[TASK TO COMPLETE]
Your task is to give the data again, exactly, with every line intact.

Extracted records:
++++

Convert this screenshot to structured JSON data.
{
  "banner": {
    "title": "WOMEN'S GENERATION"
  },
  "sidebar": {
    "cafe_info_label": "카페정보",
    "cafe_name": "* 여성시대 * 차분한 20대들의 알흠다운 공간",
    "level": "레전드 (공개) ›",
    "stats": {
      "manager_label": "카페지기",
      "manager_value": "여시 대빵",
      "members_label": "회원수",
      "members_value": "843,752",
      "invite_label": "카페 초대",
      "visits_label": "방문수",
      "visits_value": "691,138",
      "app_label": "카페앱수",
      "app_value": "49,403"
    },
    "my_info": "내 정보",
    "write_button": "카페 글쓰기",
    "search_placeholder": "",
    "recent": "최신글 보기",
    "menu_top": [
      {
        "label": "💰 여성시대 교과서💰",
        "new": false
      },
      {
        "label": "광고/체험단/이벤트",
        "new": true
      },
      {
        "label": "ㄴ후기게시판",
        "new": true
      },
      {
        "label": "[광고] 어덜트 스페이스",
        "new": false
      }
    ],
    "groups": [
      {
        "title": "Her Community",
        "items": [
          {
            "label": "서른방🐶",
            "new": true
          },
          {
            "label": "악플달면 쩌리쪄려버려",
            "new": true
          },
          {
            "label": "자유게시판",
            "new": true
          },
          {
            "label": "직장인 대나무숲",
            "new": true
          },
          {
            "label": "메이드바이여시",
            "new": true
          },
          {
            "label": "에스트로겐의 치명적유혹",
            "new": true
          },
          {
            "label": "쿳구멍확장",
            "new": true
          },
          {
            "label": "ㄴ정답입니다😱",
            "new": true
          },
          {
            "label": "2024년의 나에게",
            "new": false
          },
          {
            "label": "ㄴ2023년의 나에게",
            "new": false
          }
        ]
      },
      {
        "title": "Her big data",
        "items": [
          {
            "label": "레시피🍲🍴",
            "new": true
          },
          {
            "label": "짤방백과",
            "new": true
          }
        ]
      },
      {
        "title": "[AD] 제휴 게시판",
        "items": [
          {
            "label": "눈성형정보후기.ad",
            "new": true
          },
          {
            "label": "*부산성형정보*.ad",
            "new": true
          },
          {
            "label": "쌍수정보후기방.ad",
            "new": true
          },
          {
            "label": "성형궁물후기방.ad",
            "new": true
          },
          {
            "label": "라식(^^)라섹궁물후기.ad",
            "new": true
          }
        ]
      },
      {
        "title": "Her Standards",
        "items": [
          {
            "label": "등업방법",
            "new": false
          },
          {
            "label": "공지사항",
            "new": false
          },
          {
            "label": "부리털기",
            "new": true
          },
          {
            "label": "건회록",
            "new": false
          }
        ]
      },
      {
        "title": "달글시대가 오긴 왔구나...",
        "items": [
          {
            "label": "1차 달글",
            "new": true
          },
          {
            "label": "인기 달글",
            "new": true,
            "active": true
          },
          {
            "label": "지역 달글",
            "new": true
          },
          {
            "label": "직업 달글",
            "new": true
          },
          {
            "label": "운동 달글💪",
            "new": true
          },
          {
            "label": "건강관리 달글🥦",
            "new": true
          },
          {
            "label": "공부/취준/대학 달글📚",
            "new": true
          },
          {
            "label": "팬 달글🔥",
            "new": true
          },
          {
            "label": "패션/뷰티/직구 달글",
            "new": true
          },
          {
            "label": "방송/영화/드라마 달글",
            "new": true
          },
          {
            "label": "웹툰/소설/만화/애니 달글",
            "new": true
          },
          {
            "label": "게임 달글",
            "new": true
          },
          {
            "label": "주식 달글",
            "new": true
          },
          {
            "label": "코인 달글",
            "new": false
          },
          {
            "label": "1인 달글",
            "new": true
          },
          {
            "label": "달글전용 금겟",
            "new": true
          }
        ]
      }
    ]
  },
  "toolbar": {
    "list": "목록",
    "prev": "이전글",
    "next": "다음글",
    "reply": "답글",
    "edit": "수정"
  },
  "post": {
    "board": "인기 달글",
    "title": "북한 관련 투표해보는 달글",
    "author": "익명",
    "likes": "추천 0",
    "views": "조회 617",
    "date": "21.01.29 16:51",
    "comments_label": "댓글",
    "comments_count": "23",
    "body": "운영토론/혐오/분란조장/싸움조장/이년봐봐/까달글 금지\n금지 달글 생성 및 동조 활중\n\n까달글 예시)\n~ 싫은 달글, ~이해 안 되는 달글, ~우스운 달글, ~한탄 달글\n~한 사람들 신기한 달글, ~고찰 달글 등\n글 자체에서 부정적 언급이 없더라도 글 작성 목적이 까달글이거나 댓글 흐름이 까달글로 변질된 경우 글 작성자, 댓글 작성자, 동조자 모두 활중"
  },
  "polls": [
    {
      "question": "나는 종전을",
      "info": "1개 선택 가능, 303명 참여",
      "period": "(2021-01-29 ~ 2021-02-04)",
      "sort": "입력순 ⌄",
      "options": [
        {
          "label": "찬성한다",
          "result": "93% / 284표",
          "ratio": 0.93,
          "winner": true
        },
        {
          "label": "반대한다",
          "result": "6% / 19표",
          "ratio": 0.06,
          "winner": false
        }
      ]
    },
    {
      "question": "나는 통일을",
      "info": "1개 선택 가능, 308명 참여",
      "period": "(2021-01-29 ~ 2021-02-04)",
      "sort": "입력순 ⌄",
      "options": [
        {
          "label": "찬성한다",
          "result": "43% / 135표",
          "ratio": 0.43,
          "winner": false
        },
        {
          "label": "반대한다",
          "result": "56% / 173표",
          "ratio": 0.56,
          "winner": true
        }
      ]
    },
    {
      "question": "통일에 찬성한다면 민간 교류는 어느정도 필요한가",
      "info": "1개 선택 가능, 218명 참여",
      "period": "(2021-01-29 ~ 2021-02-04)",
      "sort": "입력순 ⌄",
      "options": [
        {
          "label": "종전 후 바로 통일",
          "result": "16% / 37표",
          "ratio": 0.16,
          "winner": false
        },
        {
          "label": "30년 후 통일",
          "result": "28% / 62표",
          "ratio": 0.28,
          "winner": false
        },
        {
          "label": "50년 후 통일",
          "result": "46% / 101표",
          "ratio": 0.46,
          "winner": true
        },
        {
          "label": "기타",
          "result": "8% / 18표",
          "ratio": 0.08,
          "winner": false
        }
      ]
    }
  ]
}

++++

[FINISHED TASK]
Convert this screenshot to structured JSON data.
{
  "banner": {
    "title": "WOMEN'S GENERATION"
  },
  "sidebar": {
    "cafe_info_label": "카페정보",
    "cafe_name": "* 여성시대 * 차분한 20대들의 알흠다운 공간",
    "level": "레전드 (공개) ›",
    "stats": {
      "manager_label": "카페지기",
      "manager_value": "여시 대빵",
      "members_label": "회원수",
      "members_value": "843,752",
      "invite_label": "카페 초대",
      "visits_label": "방문수",
      "visits_value": "691,138",
      "app_label": "카페앱수",
      "app_value": "49,403"
    },
    "my_info": "내 정보",
    "write_button": "카페 글쓰기",
    "search_placeholder": "",
    "recent": "최신글 보기",
    "menu_top": [
      {
        "label": "💰 여성시대 교과서💰",
        "new": false
      },
      {
        "label": "광고/체험단/이벤트",
        "new": true
      },
      {
        "label": "ㄴ후기게시판",
        "new": true
      },
      {
        "label": "[광고] 어덜트 스페이스",
        "new": false
      }
    ],
    "groups": [
      {
        "title": "Her Community",
        "items": [
          {
            "label": "서른방🐶",
            "new": true
          },
          {
            "label": "악플달면 쩌리쪄려버려",
            "new": true
          },
          {
            "label": "자유게시판",
            "new": true
          },
          {
            "label": "직장인 대나무숲",
            "new": true
          },
          {
            "label": "메이드바이여시",
            "new": true
          },
          {
            "label": "에스트로겐의 치명적유혹",
            "new": true
          },
          {
            "label": "쿳구멍확장",
            "new": true
          },
          {
            "label": "ㄴ정답입니다😱",
            "new": true
          },
          {
            "label": "2024년의 나에게",
            "new": false
          },
          {
            "label": "ㄴ2023년의 나에게",
            "new": false
          }
        ]
      },
      {
        "title": "Her big data",
        "items": [
          {
            "label": "레시피🍲🍴",
            "new": true
          },
          {
            "label": "짤방백과",
            "new": true
          }
        ]
      },
      {
        "title": "[AD] 제휴 게시판",
        "items": [
          {
            "label": "눈성형정보후기.ad",
            "new": true
          },
          {
            "label": "*부산성형정보*.ad",
            "new": true
          },
          {
            "label": "쌍수정보후기방.ad",
            "new": true
          },
          {
            "label": "성형궁물후기방.ad",
            "new": true
          },
          {
            "label": "라식(^^)라섹궁물후기.ad",
            "new": true
          }
        ]
      },
      {
        "title": "Her Standards",
        "items": [
          {
            "label": "등업방법",
            "new": false
          },
          {
            "label": "공지사항",
            "new": false
          },
          {
            "label": "부리털기",
            "new": true
          },
          {
            "label": "건회록",
            "new": false
          }
        ]
      },
      {
        "title": "달글시대가 오긴 왔구나...",
        "items": [
          {
            "label": "1차 달글",
            "new": true
          },
          {
            "label": "인기 달글",
            "new": true,
            "active": true
          },
          {
            "label": "지역 달글",
            "new": true
          },
          {
            "label": "직업 달글",
            "new": true
          },
          {
            "label": "운동 달글💪",
            "new": true
          },
          {
            "label": "건강관리 달글🥦",
            "new": true
          },
          {
            "label": "공부/취준/대학 달글📚",
            "new": true
          },
          {
            "label": "팬 달글🔥",
            "new": true
          },
          {
            "label": "패션/뷰티/직구 달글",
            "new": true
          },
          {
            "label": "방송/영화/드라마 달글",
            "new": true
          },
          {
            "label": "웹툰/소설/만화/애니 달글",
            "new": true
          },
          {
            "label": "게임 달글",
            "new": true
          },
          {
            "label": "주식 달글",
            "new": true
          },
          {
            "label": "코인 달글",
            "new": false
          },
          {
            "label": "1인 달글",
            "new": true
          },
          {
            "label": "달글전용 금겟",
            "new": true
          }
        ]
      }
    ]
  },
  "toolbar": {
    "list": "목록",
    "prev": "이전글",
    "next": "다음글",
    "reply": "답글",
    "edit": "수정"
  },
  "post": {
    "board": "인기 달글",
    "title": "북한 관련 투표해보는 달글",
    "author": "익명",
    "likes": "추천 0",
    "views": "조회 617",
    "date": "21.01.29 16:51",
    "comments_label": "댓글",
    "comments_count": "23",
    "body": "운영토론/혐오/분란조장/싸움조장/이년봐봐/까달글 금지\n금지 달글 생성 및 동조 활중\n\n까달글 예시)\n~ 싫은 달글, ~이해 안 되는 달글, ~우스운 달글, ~한탄 달글\n~한 사람들 신기한 달글, ~고찰 달글 등\n글 자체에서 부정적 언급이 없더라도 글 작성 목적이 까달글이거나 댓글 흐름이 까달글로 변질된 경우 글 작성자, 댓글 작성자, 동조자 모두 활중"
  },
  "polls": [
    {
      "question": "나는 종전을",
      "info": "1개 선택 가능, 303명 참여",
      "period": "(2021-01-29 ~ 2021-02-04)",
      "sort": "입력순 ⌄",
      "options": [
        {
          "label": "찬성한다",
          "result": "93% / 284표",
          "ratio": 0.93,
          "winner": true
        },
        {
          "label": "반대한다",
          "result": "6% / 19표",
          "ratio": 0.06,
          "winner": false
        }
      ]
    },
    {
      "question": "나는 통일을",
      "info": "1개 선택 가능, 308명 참여",
      "period": "(2021-01-29 ~ 2021-02-04)",
      "sort": "입력순 ⌄",
      "options": [
        {
          "label": "찬성한다",
          "result": "43% / 135표",
          "ratio": 0.43,
          "winner": false
        },
        {
          "label": "반대한다",
          "result": "56% / 173표",
          "ratio": 0.56,
          "winner": true
        }
      ]
    },
    {
      "question": "통일에 찬성한다면 민간 교류는 어느정도 필요한가",
      "info": "1개 선택 가능, 218명 참여",
      "period": "(2021-01-29 ~ 2021-02-04)",
      "sort": "입력순 ⌄",
      "options": [
        {
          "label": "종전 후 바로 통일",
          "result": "16% / 37표",
          "ratio": 0.16,
          "winner": false
        },
        {
          "label": "30년 후 통일",
          "result": "28% / 62표",
          "ratio": 0.28,
          "winner": false
        },
        {
          "label": "50년 후 통일",
          "result": "46% / 101표",
          "ratio": 0.46,
          "winner": true
        },
        {
          "label": "기타",
          "result": "8% / 18표",
          "ratio": 0.08,
          "winner": false
        }
      ]
    }
  ]
}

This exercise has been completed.